### Extracted material:
——
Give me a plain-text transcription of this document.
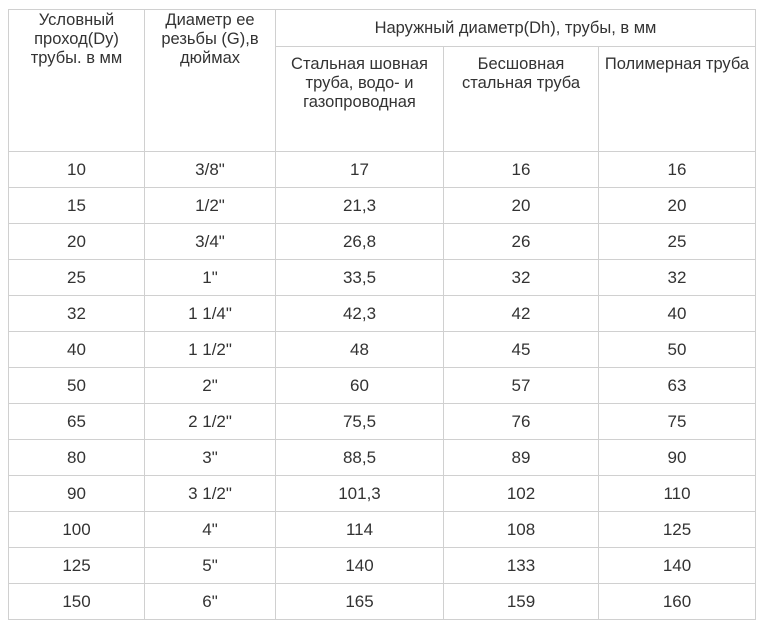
Условный проход(Dy) трубы. в мм	Диаметр ее резьбы (G),в дюймах	Наружный диаметр(Dh), трубы, в мм		
		Стальная шовная труба, водо- и газопроводная	Бесшовная стальная труба	Полимерная труба
10	3/8"	17	16	16
15	1/2"	21,3	20	20
20	3/4"	26,8	26	25
25	1"	33,5	32	32
32	1 1/4"	42,3	42	40
40	1 1/2"	48	45	50
50	2"	60	57	63
65	2 1/2"	75,5	76	75
80	3"	88,5	89	90
90	3 1/2"	101,3	102	110
100	4"	114	108	125
125	5"	140	133	140
150	6"	165	159	160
——
### Exercise task:
The records above need to be restated word for word, with the pictures left out.

### The completed task:
Give me a plain-text transcription of this document.
Условный проход(Dy) трубы. в мм	Диаметр ее резьбы (G),в дюймах	Наружный диаметр(Dh), трубы, в мм		
		Стальная шовная труба, водо- и газопроводная	Бесшовная стальная труба	Полимерная труба
10	3/8"	17	16	16
15	1/2"	21,3	20	20
20	3/4"	26,8	26	25
25	1"	33,5	32	32
32	1 1/4"	42,3	42	40
40	1 1/2"	48	45	50
50	2"	60	57	63
65	2 1/2"	75,5	76	75
80	3"	88,5	89	90
90	3 1/2"	101,3	102	110
100	4"	114	108	125
125	5"	140	133	140
150	6"	165	159	160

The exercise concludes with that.